What you are asked to do. Quote the data verbatim, from its start through the line containing "x-tick-label: 200: [678, 1381, 723, 1408]", inclusive.
□ □ □ □ □
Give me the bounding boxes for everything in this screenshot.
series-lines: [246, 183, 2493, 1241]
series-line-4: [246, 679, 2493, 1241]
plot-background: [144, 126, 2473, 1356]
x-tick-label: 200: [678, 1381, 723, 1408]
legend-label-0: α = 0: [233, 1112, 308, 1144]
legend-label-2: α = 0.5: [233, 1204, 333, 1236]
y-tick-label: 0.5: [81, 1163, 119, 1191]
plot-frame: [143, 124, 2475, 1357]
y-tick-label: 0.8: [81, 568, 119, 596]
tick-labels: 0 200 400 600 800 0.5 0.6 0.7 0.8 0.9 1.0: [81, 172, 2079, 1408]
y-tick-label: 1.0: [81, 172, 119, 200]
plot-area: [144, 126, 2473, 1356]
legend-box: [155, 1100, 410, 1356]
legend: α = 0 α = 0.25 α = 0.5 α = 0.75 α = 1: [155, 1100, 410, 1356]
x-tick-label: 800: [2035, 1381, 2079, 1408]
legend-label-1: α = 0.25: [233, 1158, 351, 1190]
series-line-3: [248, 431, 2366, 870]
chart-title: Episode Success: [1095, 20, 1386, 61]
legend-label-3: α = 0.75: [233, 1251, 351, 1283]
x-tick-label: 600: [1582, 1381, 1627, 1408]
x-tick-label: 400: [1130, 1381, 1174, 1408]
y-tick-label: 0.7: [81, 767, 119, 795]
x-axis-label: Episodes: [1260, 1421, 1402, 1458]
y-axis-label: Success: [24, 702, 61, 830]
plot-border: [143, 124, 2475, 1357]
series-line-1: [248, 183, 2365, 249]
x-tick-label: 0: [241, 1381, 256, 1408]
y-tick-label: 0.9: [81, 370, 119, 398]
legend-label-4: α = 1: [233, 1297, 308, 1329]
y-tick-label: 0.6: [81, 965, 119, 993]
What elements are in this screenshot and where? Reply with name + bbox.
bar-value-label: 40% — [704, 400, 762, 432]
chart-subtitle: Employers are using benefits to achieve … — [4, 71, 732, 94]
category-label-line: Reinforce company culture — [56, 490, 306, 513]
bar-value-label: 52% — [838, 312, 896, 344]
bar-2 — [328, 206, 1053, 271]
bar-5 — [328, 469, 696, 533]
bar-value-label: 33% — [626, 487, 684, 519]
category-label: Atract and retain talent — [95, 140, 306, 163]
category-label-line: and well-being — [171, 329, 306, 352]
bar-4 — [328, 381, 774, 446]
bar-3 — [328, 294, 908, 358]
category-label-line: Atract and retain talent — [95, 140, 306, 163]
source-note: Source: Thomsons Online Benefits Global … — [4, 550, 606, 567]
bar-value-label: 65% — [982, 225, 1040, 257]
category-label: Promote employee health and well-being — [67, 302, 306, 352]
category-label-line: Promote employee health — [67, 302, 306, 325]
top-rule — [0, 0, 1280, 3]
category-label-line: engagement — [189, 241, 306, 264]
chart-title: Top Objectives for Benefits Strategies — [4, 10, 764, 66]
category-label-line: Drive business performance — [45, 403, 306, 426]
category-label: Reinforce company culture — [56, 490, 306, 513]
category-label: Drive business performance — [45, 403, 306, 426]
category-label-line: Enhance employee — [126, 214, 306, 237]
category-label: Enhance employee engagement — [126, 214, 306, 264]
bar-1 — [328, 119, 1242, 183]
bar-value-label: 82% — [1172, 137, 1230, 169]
□ □ □ □ □
Right answer.
Give me the bounding boxes for everything in this screenshot.
series-lines: [246, 183, 2493, 1241]
series-line-4: [246, 679, 2493, 1241]
plot-background: [144, 126, 2473, 1356]
x-tick-label: 200: [678, 1381, 723, 1408]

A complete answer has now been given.